What to do:
Each entry must appear again exactly as it does in the source.

[Figure record extracts]
**********
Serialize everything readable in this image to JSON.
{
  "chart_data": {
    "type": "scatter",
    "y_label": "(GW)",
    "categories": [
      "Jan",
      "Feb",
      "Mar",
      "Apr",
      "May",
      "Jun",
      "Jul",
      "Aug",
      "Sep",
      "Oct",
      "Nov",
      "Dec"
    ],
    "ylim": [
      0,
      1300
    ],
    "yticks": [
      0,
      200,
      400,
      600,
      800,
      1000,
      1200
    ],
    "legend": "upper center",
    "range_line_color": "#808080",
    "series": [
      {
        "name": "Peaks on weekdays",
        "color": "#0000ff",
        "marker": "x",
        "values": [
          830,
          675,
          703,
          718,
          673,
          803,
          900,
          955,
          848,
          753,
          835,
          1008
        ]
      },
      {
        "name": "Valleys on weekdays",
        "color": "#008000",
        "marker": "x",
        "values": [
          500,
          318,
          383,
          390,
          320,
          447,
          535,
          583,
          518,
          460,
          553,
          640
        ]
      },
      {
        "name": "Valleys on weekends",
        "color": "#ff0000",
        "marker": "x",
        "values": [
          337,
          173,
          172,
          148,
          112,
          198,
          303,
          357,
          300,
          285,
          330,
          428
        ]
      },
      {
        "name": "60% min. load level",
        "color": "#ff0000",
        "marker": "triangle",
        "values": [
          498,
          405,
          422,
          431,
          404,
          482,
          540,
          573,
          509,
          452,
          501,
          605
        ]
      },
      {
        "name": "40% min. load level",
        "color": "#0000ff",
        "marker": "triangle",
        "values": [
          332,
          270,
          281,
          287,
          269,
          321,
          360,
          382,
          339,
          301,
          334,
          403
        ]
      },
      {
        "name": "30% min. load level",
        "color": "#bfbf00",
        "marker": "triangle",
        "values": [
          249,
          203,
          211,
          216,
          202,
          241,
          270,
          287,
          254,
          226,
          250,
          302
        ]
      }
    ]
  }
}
**********
Completed task:
Serialize everything readable in this image to JSON.
{
  "chart_data": {
    "type": "scatter",
    "y_label": "(GW)",
    "categories": [
      "Jan",
      "Feb",
      "Mar",
      "Apr",
      "May",
      "Jun",
      "Jul",
      "Aug",
      "Sep",
      "Oct",
      "Nov",
      "Dec"
    ],
    "ylim": [
      0,
      1300
    ],
    "yticks": [
      0,
      200,
      400,
      600,
      800,
      1000,
      1200
    ],
    "legend": "upper center",
    "range_line_color": "#808080",
    "series": [
      {
        "name": "Peaks on weekdays",
        "color": "#0000ff",
        "marker": "x",
        "values": [
          830,
          675,
          703,
          718,
          673,
          803,
          900,
          955,
          848,
          753,
          835,
          1008
        ]
      },
      {
        "name": "Valleys on weekdays",
        "color": "#008000",
        "marker": "x",
        "values": [
          500,
          318,
          383,
          390,
          320,
          447,
          535,
          583,
          518,
          460,
          553,
          640
        ]
      },
      {
        "name": "Valleys on weekends",
        "color": "#ff0000",
        "marker": "x",
        "values": [
          337,
          173,
          172,
          148,
          112,
          198,
          303,
          357,
          300,
          285,
          330,
          428
        ]
      },
      {
        "name": "60% min. load level",
        "color": "#ff0000",
        "marker": "triangle",
        "values": [
          498,
          405,
          422,
          431,
          404,
          482,
          540,
          573,
          509,
          452,
          501,
          605
        ]
      },
      {
        "name": "40% min. load level",
        "color": "#0000ff",
        "marker": "triangle",
        "values": [
          332,
          270,
          281,
          287,
          269,
          321,
          360,
          382,
          339,
          301,
          334,
          403
        ]
      },
      {
        "name": "30% min. load level",
        "color": "#bfbf00",
        "marker": "triangle",
        "values": [
          249,
          203,
          211,
          216,
          202,
          241,
          270,
          287,
          254,
          226,
          250,
          302
        ]
      }
    ]
  }
}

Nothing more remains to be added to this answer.